- _Problem requirements_:
Each line below must be set down exactly; omit any image you find.

- _Material supplied_:

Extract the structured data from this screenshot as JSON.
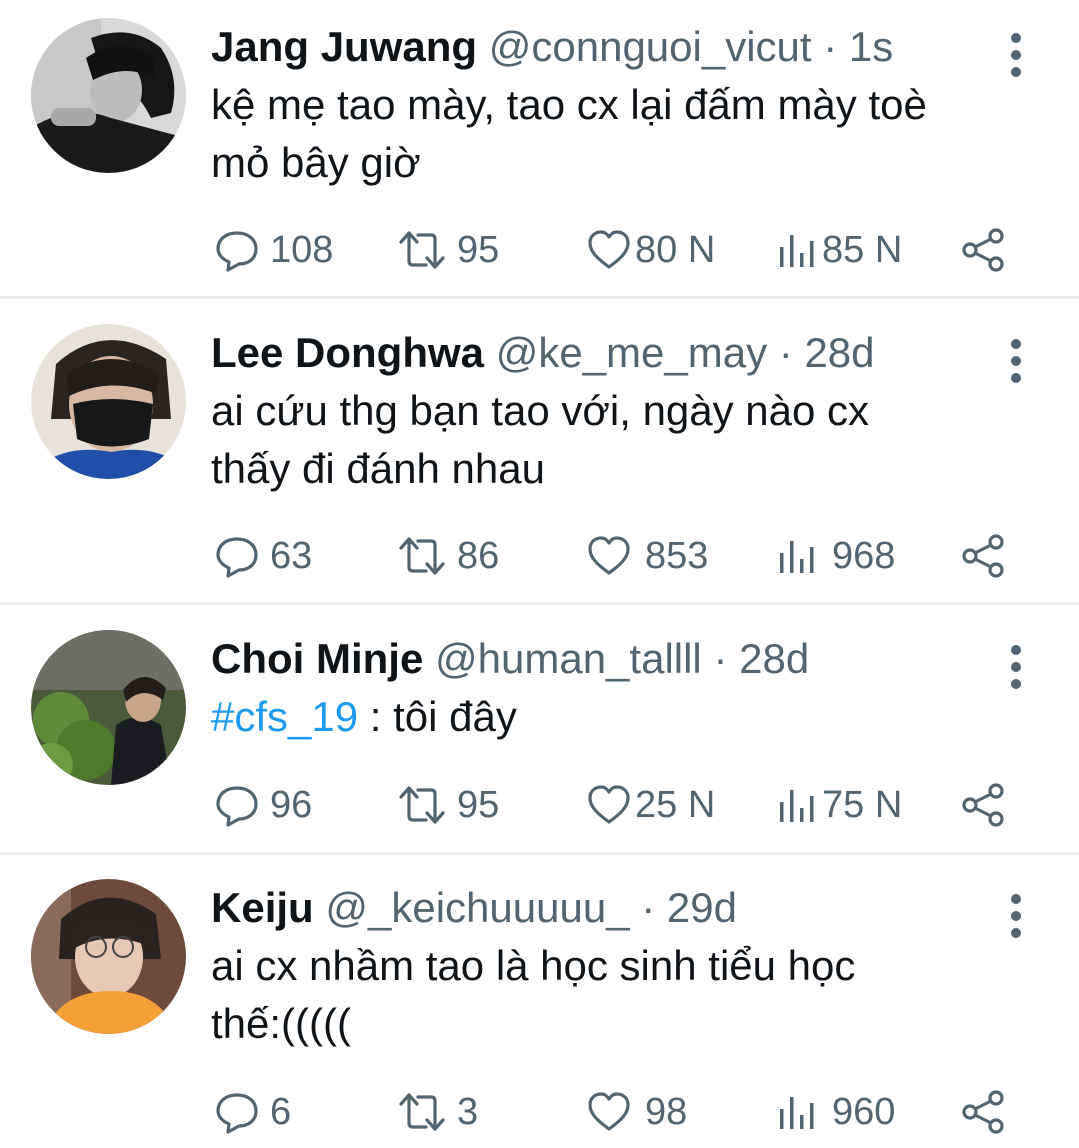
{
  "tweets": [
    {
      "name": "Jang Juwang",
      "handle": "@connguoi_vicut",
      "separator": "·",
      "time": "1s",
      "text_lines": [
        "kệ mẹ tao mày, tao cx lại đấm mày toè",
        "mỏ bây giờ"
      ],
      "replies": "108",
      "retweets": "95",
      "likes": "80 N",
      "views": "85 N"
    },
    {
      "name": "Lee Donghwa",
      "handle": "@ke_me_may",
      "separator": "·",
      "time": "28d",
      "text_lines": [
        "ai cứu thg bạn tao với, ngày nào cx",
        "thấy đi đánh nhau"
      ],
      "replies": "63",
      "retweets": "86",
      "likes": "853",
      "views": "968"
    },
    {
      "name": "Choi Minje",
      "handle": "@human_tallll",
      "separator": "·",
      "time": "28d",
      "hashtag": "#cfs_19",
      "text_after_hashtag": " : tôi đây",
      "replies": "96",
      "retweets": "95",
      "likes": "25 N",
      "views": "75 N"
    },
    {
      "name": "Keiju",
      "handle": "@_keichuuuuu_",
      "separator": "·",
      "time": "29d",
      "text_lines": [
        "ai cx nhầm tao là học sinh tiểu học",
        "thế:((((("
      ],
      "replies": "6",
      "retweets": "3",
      "likes": "98",
      "views": "960"
    }
  ],
  "colors": {
    "name": "#0f1419",
    "muted": "#536471",
    "hashtag": "#1d9bf0",
    "divider": "#eceff1"
  },
  "icons": {
    "reply": "comment-bubble-icon",
    "retweet": "retweet-arrows-icon",
    "like": "heart-icon",
    "views": "bar-chart-icon",
    "share": "share-nodes-icon",
    "more": "vertical-dots-icon"
  }
}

- _Exercise output_:
Extract the structured data from this screenshot as JSON.
{
  "tweets": [
    {
      "name": "Jang Juwang",
      "handle": "@connguoi_vicut",
      "separator": "·",
      "time": "1s",
      "text_lines": [
        "kệ mẹ tao mày, tao cx lại đấm mày toè",
        "mỏ bây giờ"
      ],
      "replies": "108",
      "retweets": "95",
      "likes": "80 N",
      "views": "85 N"
    },
    {
      "name": "Lee Donghwa",
      "handle": "@ke_me_may",
      "separator": "·",
      "time": "28d",
      "text_lines": [
        "ai cứu thg bạn tao với, ngày nào cx",
        "thấy đi đánh nhau"
      ],
      "replies": "63",
      "retweets": "86",
      "likes": "853",
      "views": "968"
    },
    {
      "name": "Choi Minje",
      "handle": "@human_tallll",
      "separator": "·",
      "time": "28d",
      "hashtag": "#cfs_19",
      "text_after_hashtag": " : tôi đây",
      "replies": "96",
      "retweets": "95",
      "likes": "25 N",
      "views": "75 N"
    },
    {
      "name": "Keiju",
      "handle": "@_keichuuuuu_",
      "separator": "·",
      "time": "29d",
      "text_lines": [
        "ai cx nhầm tao là học sinh tiểu học",
        "thế:((((("
      ],
      "replies": "6",
      "retweets": "3",
      "likes": "98",
      "views": "960"
    }
  ],
  "colors": {
    "name": "#0f1419",
    "muted": "#536471",
    "hashtag": "#1d9bf0",
    "divider": "#eceff1"
  },
  "icons": {
    "reply": "comment-bubble-icon",
    "retweet": "retweet-arrows-icon",
    "like": "heart-icon",
    "views": "bar-chart-icon",
    "share": "share-nodes-icon",
    "more": "vertical-dots-icon"
  }
}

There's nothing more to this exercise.